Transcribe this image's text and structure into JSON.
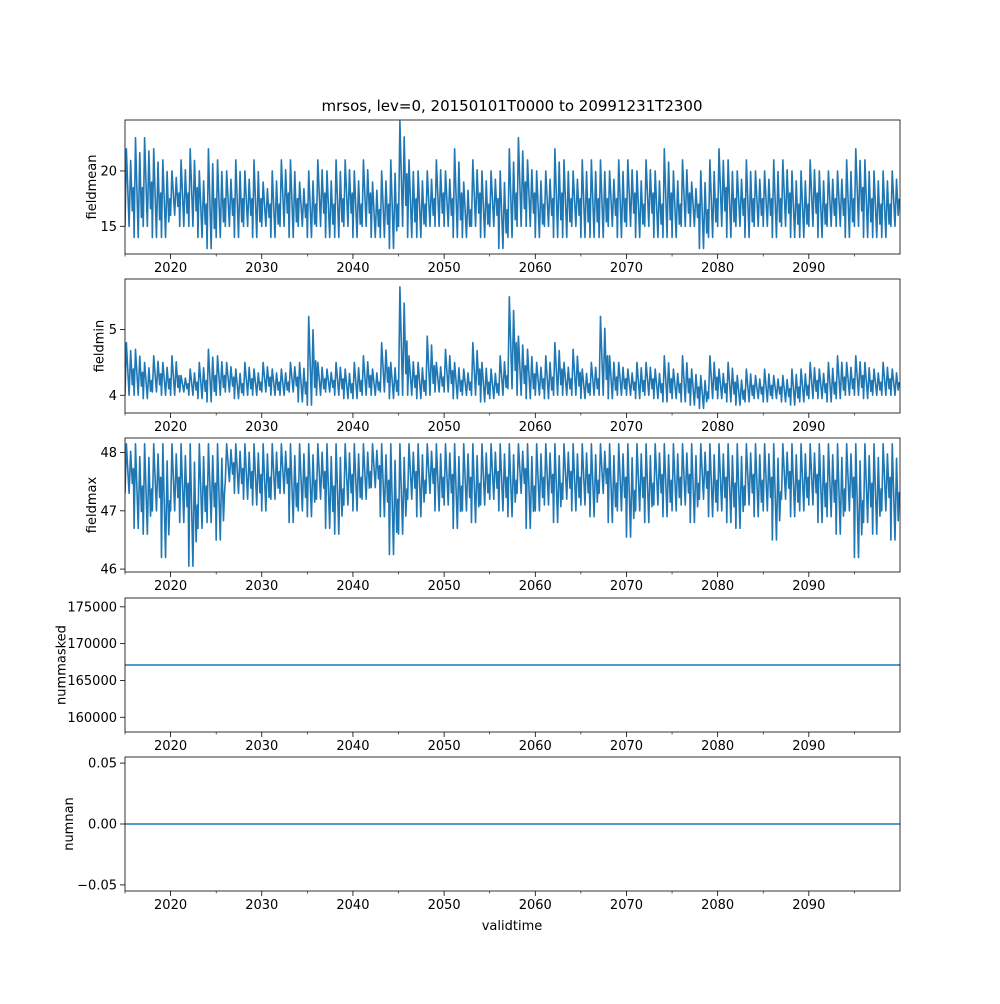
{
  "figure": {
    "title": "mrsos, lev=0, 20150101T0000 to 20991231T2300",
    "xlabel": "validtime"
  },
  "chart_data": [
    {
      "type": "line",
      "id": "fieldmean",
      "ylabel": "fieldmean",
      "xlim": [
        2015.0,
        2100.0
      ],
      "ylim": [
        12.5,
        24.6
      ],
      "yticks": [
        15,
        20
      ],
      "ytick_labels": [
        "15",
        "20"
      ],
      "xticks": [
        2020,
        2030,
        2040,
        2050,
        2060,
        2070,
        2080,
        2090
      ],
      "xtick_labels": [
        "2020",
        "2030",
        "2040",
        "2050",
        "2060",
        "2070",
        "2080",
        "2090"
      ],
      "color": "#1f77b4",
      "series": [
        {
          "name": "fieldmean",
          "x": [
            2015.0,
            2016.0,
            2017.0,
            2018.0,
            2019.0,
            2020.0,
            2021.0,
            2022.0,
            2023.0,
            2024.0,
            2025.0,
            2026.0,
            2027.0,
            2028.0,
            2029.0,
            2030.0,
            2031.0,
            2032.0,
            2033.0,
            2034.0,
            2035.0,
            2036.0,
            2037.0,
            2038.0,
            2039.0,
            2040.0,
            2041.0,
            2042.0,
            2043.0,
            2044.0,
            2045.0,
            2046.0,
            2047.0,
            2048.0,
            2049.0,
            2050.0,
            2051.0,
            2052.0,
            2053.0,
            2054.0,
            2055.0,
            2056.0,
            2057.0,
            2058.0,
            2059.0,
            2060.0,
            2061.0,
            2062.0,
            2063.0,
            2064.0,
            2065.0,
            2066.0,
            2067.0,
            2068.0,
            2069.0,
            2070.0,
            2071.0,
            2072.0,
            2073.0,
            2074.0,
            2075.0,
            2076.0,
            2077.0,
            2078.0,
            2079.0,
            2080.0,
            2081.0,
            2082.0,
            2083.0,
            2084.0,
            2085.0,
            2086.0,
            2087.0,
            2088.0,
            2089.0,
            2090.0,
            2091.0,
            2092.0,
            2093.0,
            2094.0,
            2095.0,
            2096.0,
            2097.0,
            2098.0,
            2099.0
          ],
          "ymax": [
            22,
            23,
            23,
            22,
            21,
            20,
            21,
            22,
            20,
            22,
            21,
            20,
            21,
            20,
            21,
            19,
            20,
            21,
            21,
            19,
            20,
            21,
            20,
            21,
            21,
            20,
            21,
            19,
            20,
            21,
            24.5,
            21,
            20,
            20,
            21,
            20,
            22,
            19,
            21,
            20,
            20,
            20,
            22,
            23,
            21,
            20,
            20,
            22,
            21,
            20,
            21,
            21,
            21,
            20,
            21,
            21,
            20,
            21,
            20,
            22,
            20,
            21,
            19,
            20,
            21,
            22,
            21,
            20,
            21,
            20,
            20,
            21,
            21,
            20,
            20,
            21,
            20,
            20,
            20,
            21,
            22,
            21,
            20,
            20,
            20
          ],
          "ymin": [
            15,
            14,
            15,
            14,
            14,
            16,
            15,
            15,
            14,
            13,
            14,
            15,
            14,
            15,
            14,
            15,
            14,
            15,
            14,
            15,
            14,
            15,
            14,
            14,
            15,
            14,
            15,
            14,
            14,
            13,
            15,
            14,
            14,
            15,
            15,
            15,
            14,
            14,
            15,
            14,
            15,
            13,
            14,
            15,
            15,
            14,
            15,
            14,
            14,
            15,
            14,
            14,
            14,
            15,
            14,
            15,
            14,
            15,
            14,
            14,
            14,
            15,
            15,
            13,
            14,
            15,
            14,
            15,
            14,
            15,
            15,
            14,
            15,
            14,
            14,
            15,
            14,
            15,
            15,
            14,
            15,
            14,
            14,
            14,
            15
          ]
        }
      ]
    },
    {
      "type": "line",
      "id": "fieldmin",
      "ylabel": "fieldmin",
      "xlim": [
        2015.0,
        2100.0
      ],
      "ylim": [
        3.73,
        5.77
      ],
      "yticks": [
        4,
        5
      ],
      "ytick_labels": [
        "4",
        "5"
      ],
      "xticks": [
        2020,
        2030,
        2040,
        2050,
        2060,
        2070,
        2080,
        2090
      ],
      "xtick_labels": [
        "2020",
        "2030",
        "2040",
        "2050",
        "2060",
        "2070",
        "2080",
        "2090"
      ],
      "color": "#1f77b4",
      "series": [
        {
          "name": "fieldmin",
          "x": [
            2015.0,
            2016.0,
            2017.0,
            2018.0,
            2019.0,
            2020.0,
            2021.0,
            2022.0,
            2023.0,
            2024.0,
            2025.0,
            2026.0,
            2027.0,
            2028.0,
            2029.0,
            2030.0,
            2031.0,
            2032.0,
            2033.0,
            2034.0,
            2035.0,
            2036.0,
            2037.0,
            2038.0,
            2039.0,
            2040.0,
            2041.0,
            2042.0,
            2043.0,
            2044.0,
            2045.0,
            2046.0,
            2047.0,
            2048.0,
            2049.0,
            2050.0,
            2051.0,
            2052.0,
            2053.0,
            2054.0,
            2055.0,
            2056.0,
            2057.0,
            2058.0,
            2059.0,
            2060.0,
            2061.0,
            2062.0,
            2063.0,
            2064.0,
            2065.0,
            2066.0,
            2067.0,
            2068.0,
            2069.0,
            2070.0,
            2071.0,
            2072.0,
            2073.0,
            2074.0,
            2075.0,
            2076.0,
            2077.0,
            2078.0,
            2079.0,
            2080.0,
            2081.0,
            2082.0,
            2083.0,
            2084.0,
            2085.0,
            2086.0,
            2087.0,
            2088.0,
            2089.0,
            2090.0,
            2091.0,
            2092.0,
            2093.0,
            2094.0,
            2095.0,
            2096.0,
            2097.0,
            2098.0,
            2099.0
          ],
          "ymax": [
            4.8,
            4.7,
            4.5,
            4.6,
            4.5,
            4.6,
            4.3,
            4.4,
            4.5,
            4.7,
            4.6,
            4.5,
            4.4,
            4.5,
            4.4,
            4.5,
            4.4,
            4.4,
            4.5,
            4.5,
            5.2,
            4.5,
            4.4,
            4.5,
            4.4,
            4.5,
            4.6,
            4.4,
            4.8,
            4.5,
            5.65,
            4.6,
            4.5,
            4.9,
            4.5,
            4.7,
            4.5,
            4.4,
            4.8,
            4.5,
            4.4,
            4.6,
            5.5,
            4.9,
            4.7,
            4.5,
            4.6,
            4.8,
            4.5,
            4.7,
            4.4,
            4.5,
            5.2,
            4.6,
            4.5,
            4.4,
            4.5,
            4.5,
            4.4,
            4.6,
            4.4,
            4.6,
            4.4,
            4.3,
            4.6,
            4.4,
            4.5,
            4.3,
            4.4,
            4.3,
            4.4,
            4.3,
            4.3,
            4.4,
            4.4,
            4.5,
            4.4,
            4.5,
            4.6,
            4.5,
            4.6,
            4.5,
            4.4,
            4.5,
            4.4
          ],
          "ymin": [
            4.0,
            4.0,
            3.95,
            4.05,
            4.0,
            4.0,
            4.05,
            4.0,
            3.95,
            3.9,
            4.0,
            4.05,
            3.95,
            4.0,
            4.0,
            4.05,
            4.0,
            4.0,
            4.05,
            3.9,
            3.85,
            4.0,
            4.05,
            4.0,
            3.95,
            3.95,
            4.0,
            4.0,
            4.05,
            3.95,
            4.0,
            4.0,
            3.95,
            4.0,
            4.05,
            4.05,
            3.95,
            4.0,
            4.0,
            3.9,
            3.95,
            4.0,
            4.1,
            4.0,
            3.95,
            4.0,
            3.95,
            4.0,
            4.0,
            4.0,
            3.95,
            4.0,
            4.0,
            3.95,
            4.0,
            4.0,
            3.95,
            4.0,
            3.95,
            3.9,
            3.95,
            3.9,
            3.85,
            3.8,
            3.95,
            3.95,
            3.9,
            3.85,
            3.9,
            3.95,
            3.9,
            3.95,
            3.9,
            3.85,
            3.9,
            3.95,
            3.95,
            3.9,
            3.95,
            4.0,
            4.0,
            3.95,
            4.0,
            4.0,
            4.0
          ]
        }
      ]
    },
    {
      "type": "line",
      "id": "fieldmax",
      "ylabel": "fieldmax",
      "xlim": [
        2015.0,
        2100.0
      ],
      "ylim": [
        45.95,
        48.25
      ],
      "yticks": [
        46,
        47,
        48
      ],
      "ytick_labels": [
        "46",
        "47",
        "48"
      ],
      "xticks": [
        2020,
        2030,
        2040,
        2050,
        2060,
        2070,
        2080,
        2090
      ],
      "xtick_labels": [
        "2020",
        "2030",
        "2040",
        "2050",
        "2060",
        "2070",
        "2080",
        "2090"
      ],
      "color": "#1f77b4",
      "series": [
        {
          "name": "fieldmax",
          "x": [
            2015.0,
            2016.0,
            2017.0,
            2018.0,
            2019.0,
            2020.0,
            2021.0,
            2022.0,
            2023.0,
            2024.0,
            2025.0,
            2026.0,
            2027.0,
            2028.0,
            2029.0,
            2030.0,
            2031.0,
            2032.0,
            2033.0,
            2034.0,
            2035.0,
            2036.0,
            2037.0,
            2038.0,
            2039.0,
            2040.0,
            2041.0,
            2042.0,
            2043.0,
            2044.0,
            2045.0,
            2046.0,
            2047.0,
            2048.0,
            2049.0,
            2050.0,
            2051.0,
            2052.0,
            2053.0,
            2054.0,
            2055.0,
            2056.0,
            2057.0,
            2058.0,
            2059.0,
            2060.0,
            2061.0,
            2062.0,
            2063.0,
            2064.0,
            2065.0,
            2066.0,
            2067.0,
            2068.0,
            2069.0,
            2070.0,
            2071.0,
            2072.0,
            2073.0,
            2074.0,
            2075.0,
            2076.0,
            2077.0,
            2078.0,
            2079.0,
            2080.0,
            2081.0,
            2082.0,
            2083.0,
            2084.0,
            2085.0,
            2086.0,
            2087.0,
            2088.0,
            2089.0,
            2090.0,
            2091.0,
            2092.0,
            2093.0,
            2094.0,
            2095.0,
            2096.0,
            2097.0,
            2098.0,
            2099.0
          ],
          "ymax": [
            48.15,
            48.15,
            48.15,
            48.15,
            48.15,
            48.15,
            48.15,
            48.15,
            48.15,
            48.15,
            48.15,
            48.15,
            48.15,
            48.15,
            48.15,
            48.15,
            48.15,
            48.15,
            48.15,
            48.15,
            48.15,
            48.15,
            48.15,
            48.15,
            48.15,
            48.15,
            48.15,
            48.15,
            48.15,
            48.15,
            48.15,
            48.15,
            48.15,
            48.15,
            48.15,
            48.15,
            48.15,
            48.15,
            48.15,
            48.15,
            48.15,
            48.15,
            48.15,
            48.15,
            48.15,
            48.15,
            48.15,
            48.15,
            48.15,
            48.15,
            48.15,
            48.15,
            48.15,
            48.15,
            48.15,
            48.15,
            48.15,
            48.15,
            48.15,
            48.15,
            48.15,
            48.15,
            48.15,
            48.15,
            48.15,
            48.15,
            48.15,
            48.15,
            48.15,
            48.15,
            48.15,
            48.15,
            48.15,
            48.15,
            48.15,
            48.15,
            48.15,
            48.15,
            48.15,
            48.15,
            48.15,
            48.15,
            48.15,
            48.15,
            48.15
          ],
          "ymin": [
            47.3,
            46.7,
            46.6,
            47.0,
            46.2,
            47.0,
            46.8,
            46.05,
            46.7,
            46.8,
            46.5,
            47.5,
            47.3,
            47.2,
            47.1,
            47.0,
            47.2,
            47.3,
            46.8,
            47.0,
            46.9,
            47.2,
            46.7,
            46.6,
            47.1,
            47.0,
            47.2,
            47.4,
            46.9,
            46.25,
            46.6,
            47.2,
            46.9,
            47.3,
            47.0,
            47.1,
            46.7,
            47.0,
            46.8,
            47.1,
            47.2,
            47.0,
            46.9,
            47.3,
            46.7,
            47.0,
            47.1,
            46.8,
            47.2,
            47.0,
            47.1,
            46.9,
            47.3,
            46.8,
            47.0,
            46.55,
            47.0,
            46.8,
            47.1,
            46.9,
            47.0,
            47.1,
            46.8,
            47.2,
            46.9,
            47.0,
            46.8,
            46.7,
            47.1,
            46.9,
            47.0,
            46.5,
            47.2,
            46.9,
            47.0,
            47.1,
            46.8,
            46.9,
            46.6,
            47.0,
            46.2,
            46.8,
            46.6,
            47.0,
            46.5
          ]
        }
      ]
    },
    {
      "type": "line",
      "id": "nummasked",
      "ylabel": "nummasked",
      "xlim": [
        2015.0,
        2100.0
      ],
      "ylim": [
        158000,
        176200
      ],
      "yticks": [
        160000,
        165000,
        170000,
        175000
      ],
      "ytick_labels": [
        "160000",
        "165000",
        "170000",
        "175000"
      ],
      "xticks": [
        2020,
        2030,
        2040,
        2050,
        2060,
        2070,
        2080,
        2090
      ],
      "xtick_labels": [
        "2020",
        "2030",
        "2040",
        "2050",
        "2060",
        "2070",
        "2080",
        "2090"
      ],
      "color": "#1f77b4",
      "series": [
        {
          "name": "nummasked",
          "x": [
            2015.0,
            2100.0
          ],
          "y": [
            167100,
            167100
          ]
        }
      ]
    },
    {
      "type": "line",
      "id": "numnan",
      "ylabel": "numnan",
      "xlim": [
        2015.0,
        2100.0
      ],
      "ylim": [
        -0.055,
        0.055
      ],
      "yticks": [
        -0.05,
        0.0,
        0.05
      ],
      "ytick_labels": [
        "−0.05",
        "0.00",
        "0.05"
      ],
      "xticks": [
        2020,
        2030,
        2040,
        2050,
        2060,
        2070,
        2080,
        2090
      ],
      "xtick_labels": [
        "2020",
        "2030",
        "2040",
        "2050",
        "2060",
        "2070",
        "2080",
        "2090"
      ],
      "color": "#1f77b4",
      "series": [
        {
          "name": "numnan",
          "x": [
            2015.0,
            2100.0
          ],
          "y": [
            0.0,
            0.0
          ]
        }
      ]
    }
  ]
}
----------
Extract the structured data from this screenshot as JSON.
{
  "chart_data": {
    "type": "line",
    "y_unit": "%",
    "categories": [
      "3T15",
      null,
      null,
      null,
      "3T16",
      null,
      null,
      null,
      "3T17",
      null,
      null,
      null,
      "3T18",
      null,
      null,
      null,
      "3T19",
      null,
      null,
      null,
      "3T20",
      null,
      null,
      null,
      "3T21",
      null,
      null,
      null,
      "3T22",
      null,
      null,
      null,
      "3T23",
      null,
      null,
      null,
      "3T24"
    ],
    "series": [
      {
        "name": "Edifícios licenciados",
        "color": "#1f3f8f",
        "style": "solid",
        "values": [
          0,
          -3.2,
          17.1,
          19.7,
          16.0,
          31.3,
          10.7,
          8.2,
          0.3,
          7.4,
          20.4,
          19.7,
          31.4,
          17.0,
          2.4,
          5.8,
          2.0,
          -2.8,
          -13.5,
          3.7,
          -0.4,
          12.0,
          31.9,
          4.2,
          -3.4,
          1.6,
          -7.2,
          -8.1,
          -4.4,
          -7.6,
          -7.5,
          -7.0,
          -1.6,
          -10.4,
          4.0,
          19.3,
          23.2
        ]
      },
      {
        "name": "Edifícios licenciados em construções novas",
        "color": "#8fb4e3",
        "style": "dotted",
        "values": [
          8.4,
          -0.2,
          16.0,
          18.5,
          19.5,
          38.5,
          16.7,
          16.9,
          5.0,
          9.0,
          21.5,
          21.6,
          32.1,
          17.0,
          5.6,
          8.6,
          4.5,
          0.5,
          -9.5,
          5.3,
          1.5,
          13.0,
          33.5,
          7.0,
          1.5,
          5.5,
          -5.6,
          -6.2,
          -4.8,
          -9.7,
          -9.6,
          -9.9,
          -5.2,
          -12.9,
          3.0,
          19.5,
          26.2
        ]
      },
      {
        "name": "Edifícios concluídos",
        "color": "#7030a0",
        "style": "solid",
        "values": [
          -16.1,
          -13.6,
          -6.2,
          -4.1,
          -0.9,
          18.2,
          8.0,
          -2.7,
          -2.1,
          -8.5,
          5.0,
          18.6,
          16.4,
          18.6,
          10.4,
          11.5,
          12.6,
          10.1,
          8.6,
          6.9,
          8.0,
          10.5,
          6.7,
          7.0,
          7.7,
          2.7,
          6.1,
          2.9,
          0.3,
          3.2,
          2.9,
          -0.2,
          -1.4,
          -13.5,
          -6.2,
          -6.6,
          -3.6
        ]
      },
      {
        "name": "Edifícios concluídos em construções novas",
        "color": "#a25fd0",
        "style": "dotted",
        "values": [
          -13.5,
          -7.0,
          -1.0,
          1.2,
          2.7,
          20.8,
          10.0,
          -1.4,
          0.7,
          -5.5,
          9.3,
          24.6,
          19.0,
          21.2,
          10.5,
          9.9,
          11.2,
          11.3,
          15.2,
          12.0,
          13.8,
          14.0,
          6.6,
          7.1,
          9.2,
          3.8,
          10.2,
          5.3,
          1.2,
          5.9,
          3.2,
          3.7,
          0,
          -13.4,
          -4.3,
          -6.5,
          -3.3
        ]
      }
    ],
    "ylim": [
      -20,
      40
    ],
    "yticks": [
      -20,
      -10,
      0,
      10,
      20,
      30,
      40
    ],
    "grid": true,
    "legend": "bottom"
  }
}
----------
▶ Requirement:
List the lines of the material in which the word "concluídos" occurs.

▶ Output below:
        "name": "Edifícios concluídos",
        "name": "Edifícios concluídos em construções novas",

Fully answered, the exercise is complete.